PROBLEM TO SOLVE
For each line below that includes the word "this", make a copy.

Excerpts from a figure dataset
= = = =
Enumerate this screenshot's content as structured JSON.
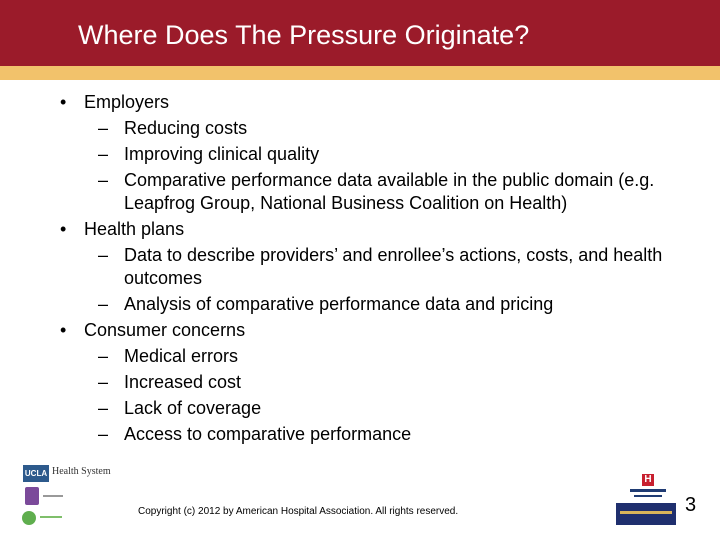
{
  "slide": {
    "title": "Where Does The Pressure Originate?",
    "page_number": "3",
    "footer": "Copyright (c) 2012 by  American Hospital Association. All rights reserved."
  },
  "bullets": [
    {
      "label": "Employers",
      "subitems": [
        "Reducing costs",
        "Improving clinical quality",
        "Comparative performance data available in the public domain (e.g. Leapfrog Group, National Business Coalition on Health)"
      ]
    },
    {
      "label": "Health plans",
      "subitems": [
        "Data to describe providers’ and enrollee’s actions, costs, and health outcomes",
        "Analysis of comparative performance data and pricing"
      ]
    },
    {
      "label": "Consumer concerns",
      "subitems": [
        "Medical errors",
        "Increased cost",
        "Lack of coverage",
        "Access to comparative performance"
      ]
    }
  ],
  "markers": {
    "bullet": "•",
    "dash": "–"
  },
  "logos": {
    "ucla_badge": "UCLA",
    "ucla_text": "Health System",
    "aha_mark": "H"
  },
  "colors": {
    "title_bar": "#9b1b2a",
    "accent_band": "#f2c26b",
    "title_text": "#ffffff"
  }
}
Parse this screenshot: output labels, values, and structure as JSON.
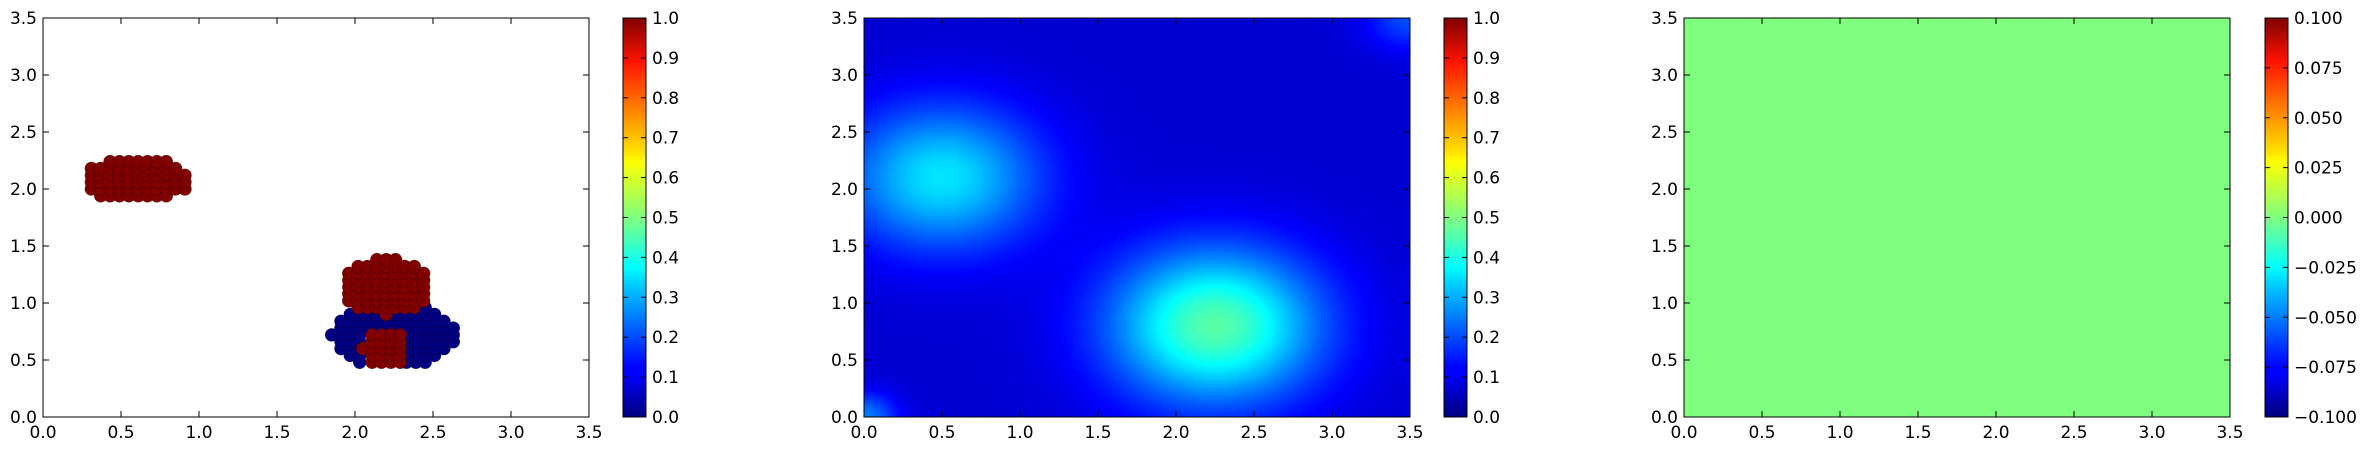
{
  "chart_data": [
    {
      "type": "scatter",
      "xlim": [
        0,
        3.5
      ],
      "ylim": [
        0,
        3.5
      ],
      "xticks": [
        "0.0",
        "0.5",
        "1.0",
        "1.5",
        "2.0",
        "2.5",
        "3.0",
        "3.5"
      ],
      "yticks": [
        "0.0",
        "0.5",
        "1.0",
        "1.5",
        "2.0",
        "2.5",
        "3.0",
        "3.5"
      ],
      "grid": false,
      "colormap": "jet",
      "colorbar": {
        "range": [
          0,
          1
        ],
        "ticks": [
          "0.0",
          "0.1",
          "0.2",
          "0.3",
          "0.4",
          "0.5",
          "0.6",
          "0.7",
          "0.8",
          "0.9",
          "1.0"
        ]
      },
      "clusters": [
        {
          "center": [
            0.6,
            2.08
          ],
          "radius_x": 0.35,
          "radius_y": 0.2,
          "value": 1.0
        },
        {
          "center": [
            2.2,
            1.15
          ],
          "radius_x": 0.3,
          "radius_y": 0.25,
          "value": 1.0
        },
        {
          "center": [
            2.25,
            0.72
          ],
          "radius_x": 0.4,
          "radius_y": 0.3,
          "value": 0.0
        },
        {
          "center": [
            2.2,
            0.6
          ],
          "radius_x": 0.15,
          "radius_y": 0.18,
          "value": 1.0
        },
        {
          "center": [
            0.02,
            0.02
          ],
          "radius_x": 0.03,
          "radius_y": 0.03,
          "value": 0.0
        }
      ]
    },
    {
      "type": "heatmap",
      "xlim": [
        0,
        3.5
      ],
      "ylim": [
        0,
        3.5
      ],
      "xticks": [
        "0.0",
        "0.5",
        "1.0",
        "1.5",
        "2.0",
        "2.5",
        "3.0",
        "3.5"
      ],
      "yticks": [
        "0.0",
        "0.5",
        "1.0",
        "1.5",
        "2.0",
        "2.5",
        "3.0",
        "3.5"
      ],
      "grid": false,
      "colormap": "jet",
      "colorbar": {
        "range": [
          0,
          1
        ],
        "ticks": [
          "0.0",
          "0.1",
          "0.2",
          "0.3",
          "0.4",
          "0.5",
          "0.6",
          "0.7",
          "0.8",
          "0.9",
          "1.0"
        ]
      },
      "background_value": 0.08,
      "peaks": [
        {
          "center": [
            0.5,
            2.1
          ],
          "sigma": 0.45,
          "value": 0.35
        },
        {
          "center": [
            2.25,
            0.8
          ],
          "sigma": 0.48,
          "value": 0.46
        },
        {
          "center": [
            3.5,
            3.5
          ],
          "sigma": 0.2,
          "value": 0.2
        },
        {
          "center": [
            0.0,
            0.0
          ],
          "sigma": 0.15,
          "value": 0.25
        }
      ]
    },
    {
      "type": "heatmap",
      "xlim": [
        0,
        3.5
      ],
      "ylim": [
        0,
        3.5
      ],
      "xticks": [
        "0.0",
        "0.5",
        "1.0",
        "1.5",
        "2.0",
        "2.5",
        "3.0",
        "3.5"
      ],
      "yticks": [
        "0.0",
        "0.5",
        "1.0",
        "1.5",
        "2.0",
        "2.5",
        "3.0",
        "3.5"
      ],
      "grid": false,
      "colormap": "jet",
      "colorbar": {
        "range": [
          -0.1,
          0.1
        ],
        "ticks": [
          "−0.100",
          "−0.075",
          "−0.050",
          "−0.025",
          "0.000",
          "0.025",
          "0.050",
          "0.075",
          "0.100"
        ]
      },
      "uniform_value": 0.0,
      "fill_color": "#7fff7f"
    }
  ]
}
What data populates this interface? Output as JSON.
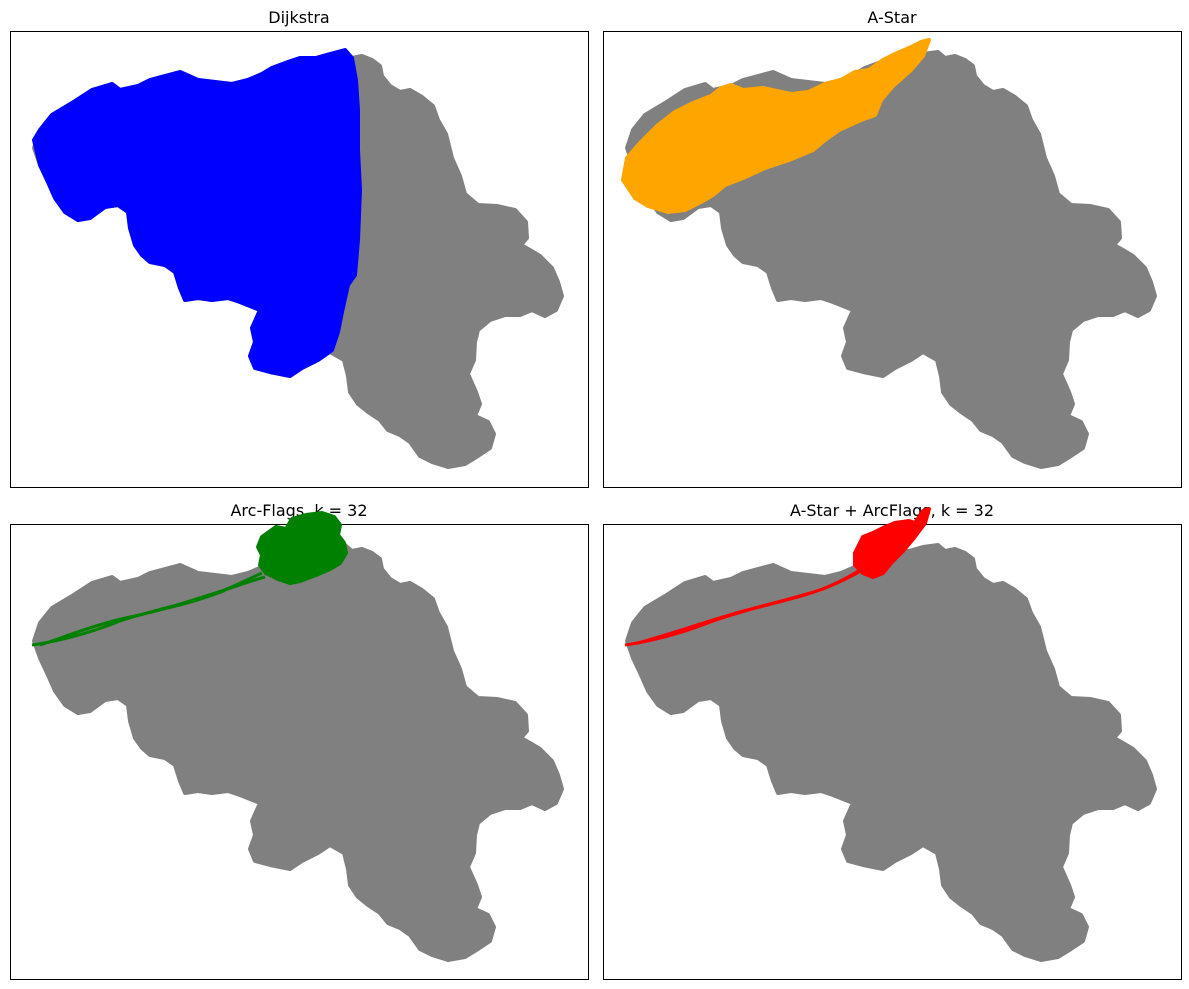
= = = =
TASK SOLUTION
Enumerate this screenshot's content as structured JSON.
Parse this screenshot: output labels, values, and structure as JSON.
What data populates this interface? Output as JSON.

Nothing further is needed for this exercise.